_BLOC DE TEXTE_
==================================================

Chez les Reinhart, on est négociant coton de père en fils. Du haut de ses quelque deux mètres, Paul Jürg Reinhart, le président de Paul Reinhart S.A., s’est en effet plu à relever que c’est la plus ancienne maison de négoce de coton dans le monde puisqu’elle a été fondée, tenez-vous bien, en 1788 "et elle reste toujours dans la possession de notre famille dont je représente la 7e génération". Et la maison Reinhart a travaillé avec la société des fibres textiles du Burkina (SOFITEX) pour introduire notre coton sur le marché mondial. "Désormais, nos deux sociétés sont devenues des partenaires traditionnels, une relation qui se base sur une profonde confiance et beaucoup de respect", a ajouté "monsieur 7e génération".

Quoi de plus normal donc que dans le cadre de l’ouverture des zones cotonnières du Centre et de l’Est à des opérateurs privés, ils aient raflé la mise pour former, avec des investisseurs burkinabè, Faso coton dans la première zone concernée, la seconde revenant à SOCOMA, la Société cotonnière du Gourma dont la tête de proue n’est autre que Dagris, l’ex-compagnie française des textiles (CFDT).

L’adjudication s’est faite d’abord sur la base des offres techniques et c’est après ce premier tri que les offres financières ont ensuite été examinées. Désormais donc la filière coton burkinabè sera animée par trois sociétés privées (SOFITEX, Faso coton et SOCOMA) ainsi que l’Union nationale des producteurs de coton du Burkina (UNPC-B) qui ont signé ce vendredi 3 septembre 2004 dans la matinée avec l’Etat le protocole d’accord portant cahier de charges (de 22 pages) qui dispose des droits et des obligations des différentes parties.

L’Est et le Centre pour 16 milliards

Un peu plus tard dans l’après-midi, la SOFITEX et Faso coton ont signé une convention de cession des actifs portant sur la somme de 5 milliards 527 millions de francs CFA. Le 15 juillet dernier, c’est avec la SOCOMA que cette série interminable de signatures avait eu lieu pour un prix de cession de la zone Est de 11 millions 150 millions de nos francs.

==================================================

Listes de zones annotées
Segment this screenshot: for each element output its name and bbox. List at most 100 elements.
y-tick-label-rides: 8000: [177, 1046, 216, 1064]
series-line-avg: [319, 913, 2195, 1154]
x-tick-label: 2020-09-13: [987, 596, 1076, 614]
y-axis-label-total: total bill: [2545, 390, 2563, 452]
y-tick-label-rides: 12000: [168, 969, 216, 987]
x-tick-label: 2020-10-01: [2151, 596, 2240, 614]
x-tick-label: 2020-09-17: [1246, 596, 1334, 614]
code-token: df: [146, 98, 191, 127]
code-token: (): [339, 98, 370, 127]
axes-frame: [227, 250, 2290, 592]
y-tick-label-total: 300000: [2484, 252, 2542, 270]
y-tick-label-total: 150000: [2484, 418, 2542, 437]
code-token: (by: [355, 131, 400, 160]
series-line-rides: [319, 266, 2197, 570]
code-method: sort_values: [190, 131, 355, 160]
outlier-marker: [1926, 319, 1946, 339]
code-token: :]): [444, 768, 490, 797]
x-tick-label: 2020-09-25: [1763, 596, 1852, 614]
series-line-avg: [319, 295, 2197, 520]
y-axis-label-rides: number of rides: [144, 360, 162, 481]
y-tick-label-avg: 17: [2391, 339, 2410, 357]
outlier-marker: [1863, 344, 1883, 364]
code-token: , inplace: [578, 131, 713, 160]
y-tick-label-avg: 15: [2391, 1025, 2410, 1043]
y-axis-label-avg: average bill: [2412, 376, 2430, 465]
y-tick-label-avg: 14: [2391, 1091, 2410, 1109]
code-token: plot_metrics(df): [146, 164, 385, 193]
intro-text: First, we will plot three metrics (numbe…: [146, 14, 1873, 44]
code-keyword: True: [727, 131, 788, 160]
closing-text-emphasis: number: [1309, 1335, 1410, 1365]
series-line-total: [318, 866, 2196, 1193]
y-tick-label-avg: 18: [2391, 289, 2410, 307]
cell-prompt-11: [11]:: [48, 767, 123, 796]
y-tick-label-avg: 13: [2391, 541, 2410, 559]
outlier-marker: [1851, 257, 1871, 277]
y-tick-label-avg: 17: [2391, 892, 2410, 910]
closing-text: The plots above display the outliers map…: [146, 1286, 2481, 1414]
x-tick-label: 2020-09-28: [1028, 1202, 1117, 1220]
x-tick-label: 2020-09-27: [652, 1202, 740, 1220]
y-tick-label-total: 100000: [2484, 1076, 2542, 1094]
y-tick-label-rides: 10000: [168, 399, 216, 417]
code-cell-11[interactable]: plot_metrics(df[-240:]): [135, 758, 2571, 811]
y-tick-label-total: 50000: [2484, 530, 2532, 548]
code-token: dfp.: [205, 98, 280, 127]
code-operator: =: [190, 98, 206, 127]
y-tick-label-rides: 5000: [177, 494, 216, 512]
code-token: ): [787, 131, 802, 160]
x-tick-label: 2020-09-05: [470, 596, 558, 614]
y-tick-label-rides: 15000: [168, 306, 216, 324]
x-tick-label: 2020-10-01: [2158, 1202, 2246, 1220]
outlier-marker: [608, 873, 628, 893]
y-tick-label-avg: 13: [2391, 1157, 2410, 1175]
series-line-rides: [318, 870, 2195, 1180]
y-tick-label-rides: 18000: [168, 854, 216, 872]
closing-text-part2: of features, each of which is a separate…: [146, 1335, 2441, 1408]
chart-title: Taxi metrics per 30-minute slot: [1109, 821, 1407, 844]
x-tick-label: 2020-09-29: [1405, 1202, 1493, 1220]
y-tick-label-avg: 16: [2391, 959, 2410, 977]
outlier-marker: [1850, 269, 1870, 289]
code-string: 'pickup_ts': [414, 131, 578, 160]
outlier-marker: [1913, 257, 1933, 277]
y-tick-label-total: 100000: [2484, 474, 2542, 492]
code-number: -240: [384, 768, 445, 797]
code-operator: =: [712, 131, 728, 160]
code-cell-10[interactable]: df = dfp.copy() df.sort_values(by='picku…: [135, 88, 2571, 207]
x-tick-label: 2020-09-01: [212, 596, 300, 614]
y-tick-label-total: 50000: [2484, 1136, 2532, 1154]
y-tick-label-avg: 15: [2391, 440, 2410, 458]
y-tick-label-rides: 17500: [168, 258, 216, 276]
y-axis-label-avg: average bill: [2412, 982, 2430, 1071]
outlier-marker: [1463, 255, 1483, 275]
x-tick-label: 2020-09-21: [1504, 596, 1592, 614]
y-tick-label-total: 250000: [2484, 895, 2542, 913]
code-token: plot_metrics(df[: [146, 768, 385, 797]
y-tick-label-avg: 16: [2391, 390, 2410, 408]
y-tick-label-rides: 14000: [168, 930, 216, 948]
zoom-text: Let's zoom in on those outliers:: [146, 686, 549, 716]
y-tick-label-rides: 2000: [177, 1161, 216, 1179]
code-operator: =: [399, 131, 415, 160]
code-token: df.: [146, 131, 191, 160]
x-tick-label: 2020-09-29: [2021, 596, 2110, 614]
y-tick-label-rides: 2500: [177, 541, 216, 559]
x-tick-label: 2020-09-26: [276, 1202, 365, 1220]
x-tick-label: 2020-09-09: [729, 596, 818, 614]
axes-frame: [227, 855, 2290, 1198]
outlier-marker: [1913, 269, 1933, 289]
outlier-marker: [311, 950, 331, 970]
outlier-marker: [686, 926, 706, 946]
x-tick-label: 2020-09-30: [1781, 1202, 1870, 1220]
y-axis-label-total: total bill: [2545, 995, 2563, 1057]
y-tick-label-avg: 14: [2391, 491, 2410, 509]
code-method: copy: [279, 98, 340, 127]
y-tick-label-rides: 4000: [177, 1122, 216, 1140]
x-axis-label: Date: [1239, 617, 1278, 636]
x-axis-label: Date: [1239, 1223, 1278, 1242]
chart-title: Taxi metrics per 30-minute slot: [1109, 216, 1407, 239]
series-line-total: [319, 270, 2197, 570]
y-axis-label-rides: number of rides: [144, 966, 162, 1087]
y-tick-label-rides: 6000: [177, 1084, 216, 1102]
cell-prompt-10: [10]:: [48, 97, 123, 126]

==================================================

_CONSIGNE A_
Transcrivez le passage du texte sur la filière coton burkinabè compris entre « L’Est et le » et « de nos francs. », bornes incluses.
_CONSIGNE B_
Rédigez la suite du texte sur la filière coton burkinabè en reprenant après sa dernière phrase.
Ce matériel n'a aucun lien avec le texte.

_RÉSULTAT ATTENDU A_
L’Est et le Centre pour 16 milliards

Un peu plus tard dans l’après-midi, la SOFITEX et Faso coton ont signé une convention de cession des actifs portant sur la somme de 5 milliards 527 millions de francs CFA. Le 15 juillet dernier, c’est avec la SOCOMA que cette série interminable de signatures avait eu lieu pour un prix de cession de la zone Est de 11 millions 150 millions de nos francs.

_RÉSULTAT ATTENDU B_
Au total donc, la SOFITEX a vendu ses actifs (biens meubles et immeubles, matériel, personnel...) à 16 milliards 677 millions, hors TVA, les acquéreurs devant payer les 15% de cette taxe à l’Etat qui détient, rappelons-le, 35% des parts de la SOFITEX, le reste étant détenu par Dagris (34%), l’UNPC-B (30%) et 1% pour la BIB et la BICIA-B. C’est donc une nouvelle vie qui commence pour la filière coton burkinabè qui devra s’habituer à ce ménage à trois. De la présentation des deux zones cédées faite par le Directeur général de la SOFITEX, Tiendrébéogo Tiraogo Célestin (TTC), il ressort que l’Est regroupe les provinces du Gourma, de la Tapoa, de la Gnagna, de la Kompienga, du Koulpélogo et de la Komandjéri et on y recense plus de 25 000 cotonculteurs.

Entre la campagne 93/94 et 2003/2004, la production cotonnière y est passée de...270 tonnes à 45 000 tonnes soit un taux de progression de 16 500%. Cette année, ce sont 60 000 tonnes de coton graine qui sont escomptées "et de nombreux indicateurs existent qui montrent que si les efforts de développement se poursuivent, la production pourrait s’élever à terme à plus de 100 000 tonnes dans cette zone". Côté personnel, ce sont 317 agents (78 permanents et 239 saisonniers) qui passent dans le giron de la SOCOMA.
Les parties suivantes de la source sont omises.